▶ Aim
For the data below, report the number of lines that contain the string "your" and nothing else.

▶ The input
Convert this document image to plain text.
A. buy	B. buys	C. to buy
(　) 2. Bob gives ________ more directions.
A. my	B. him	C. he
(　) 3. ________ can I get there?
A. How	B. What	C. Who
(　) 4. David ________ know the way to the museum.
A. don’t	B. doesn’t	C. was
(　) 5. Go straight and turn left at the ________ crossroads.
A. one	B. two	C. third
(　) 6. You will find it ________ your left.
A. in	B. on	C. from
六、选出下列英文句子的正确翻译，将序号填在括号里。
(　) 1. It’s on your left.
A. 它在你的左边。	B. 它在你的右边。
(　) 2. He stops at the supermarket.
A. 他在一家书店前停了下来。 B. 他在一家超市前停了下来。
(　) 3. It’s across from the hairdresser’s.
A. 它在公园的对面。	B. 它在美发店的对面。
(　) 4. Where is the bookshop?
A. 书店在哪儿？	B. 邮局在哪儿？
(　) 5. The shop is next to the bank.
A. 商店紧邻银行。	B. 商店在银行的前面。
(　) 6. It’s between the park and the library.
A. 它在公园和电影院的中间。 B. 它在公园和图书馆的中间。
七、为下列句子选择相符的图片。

▶ Task answer
2